**What this task involves**
Search the data for the string "ліцей" and gather each line it is in.

**Given entries**
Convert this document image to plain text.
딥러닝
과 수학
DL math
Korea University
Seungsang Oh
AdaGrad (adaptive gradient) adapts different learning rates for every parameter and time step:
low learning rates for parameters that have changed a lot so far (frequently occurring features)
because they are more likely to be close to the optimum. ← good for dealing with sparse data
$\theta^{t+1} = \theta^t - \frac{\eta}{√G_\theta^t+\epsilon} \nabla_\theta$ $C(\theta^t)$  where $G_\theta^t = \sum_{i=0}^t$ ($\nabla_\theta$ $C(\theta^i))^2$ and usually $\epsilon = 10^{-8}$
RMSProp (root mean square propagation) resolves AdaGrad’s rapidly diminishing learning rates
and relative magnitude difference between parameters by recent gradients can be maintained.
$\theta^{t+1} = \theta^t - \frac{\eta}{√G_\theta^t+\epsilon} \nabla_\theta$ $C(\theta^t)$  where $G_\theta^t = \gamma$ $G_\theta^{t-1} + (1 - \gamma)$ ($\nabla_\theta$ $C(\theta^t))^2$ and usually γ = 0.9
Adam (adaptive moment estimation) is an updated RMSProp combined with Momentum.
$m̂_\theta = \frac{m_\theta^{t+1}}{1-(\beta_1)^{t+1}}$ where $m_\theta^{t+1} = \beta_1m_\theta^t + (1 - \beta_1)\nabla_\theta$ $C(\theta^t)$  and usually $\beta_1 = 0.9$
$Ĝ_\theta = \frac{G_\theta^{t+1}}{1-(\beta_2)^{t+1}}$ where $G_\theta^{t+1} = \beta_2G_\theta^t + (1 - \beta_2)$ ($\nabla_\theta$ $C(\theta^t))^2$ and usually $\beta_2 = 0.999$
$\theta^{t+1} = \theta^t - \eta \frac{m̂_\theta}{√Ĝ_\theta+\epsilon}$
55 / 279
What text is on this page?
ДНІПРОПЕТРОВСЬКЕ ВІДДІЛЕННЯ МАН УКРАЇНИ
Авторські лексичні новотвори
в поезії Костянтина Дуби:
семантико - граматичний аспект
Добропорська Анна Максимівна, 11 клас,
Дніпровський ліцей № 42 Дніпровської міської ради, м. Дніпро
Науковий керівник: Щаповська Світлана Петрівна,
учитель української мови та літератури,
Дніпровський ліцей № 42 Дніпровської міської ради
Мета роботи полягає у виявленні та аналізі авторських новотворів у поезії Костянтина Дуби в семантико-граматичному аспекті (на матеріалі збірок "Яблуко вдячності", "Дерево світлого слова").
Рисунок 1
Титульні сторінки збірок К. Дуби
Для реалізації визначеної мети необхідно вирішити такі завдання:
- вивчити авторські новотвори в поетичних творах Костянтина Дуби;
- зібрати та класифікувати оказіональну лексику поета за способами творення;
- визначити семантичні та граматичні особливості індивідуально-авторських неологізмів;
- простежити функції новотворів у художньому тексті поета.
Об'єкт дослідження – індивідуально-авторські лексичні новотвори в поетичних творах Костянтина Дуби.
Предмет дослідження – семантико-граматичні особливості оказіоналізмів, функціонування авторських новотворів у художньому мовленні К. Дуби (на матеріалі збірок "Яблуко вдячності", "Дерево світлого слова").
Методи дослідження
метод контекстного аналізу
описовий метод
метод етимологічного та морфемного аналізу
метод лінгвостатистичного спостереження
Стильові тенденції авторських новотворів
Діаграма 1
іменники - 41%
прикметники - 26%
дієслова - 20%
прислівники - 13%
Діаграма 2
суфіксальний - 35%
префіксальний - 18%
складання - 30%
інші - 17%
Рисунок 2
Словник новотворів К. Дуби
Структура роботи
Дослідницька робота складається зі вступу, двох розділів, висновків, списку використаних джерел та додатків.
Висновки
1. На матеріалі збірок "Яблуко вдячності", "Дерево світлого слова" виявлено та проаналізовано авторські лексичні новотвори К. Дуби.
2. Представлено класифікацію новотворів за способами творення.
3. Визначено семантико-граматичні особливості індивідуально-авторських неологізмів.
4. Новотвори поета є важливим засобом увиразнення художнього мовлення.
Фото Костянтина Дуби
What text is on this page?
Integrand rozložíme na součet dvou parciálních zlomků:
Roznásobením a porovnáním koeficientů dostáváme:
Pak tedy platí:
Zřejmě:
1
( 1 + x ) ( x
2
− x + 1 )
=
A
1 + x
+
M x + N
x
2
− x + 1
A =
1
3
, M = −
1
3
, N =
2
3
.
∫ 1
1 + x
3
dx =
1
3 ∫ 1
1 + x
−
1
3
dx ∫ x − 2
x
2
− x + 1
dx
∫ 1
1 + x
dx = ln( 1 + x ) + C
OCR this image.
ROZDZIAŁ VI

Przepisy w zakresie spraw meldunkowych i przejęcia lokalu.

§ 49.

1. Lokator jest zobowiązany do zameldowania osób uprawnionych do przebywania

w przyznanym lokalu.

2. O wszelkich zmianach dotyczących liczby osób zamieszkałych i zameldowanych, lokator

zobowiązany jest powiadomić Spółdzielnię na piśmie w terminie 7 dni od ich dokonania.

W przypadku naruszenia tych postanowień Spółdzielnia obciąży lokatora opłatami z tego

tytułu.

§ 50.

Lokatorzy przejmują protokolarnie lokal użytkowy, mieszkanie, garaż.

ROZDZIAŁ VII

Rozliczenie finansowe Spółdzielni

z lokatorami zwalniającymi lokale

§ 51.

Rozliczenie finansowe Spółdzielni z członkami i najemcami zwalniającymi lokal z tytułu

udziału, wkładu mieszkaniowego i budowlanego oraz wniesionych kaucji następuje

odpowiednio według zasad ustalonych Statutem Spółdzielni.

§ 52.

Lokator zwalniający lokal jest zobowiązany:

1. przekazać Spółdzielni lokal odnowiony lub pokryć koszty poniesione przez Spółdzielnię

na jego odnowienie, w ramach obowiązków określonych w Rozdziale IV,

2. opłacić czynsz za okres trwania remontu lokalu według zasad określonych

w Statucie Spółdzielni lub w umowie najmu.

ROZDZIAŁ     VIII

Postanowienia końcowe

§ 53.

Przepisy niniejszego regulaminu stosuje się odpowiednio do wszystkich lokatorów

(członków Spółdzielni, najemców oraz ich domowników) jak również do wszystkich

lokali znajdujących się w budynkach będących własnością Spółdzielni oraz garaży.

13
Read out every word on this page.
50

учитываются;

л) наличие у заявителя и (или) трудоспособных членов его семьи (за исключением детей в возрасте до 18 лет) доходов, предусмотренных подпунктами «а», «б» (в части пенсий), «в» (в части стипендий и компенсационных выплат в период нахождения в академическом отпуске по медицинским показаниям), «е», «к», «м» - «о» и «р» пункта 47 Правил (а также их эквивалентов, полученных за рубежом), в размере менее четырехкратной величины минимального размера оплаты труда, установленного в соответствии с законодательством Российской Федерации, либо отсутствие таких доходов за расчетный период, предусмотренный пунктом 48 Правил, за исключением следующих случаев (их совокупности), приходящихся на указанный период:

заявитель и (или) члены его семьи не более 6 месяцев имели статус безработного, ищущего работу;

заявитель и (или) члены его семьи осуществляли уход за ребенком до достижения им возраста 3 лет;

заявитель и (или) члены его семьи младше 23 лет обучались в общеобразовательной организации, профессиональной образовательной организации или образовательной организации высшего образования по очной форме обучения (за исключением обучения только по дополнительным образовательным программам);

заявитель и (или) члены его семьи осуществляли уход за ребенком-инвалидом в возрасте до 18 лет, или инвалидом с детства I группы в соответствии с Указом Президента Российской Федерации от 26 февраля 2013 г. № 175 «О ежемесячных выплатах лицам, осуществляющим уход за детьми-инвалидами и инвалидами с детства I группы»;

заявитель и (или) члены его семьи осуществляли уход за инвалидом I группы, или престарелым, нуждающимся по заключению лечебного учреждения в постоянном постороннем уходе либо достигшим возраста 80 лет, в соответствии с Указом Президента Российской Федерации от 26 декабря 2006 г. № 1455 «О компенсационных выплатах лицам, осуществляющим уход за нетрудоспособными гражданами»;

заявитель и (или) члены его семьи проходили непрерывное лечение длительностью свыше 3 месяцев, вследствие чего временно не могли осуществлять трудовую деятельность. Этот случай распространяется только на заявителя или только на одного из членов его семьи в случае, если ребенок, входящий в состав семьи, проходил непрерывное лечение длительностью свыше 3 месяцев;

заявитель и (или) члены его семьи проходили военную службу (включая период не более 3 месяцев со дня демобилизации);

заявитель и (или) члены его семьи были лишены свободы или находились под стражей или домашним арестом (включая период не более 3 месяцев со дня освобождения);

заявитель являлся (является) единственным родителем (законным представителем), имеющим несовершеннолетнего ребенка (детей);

**Exercise output**
Дніпровський ліцей № 42 Дніпровської міської ради, м. Дніпро
Дніпровський ліцей № 42 Дніпровської міської ради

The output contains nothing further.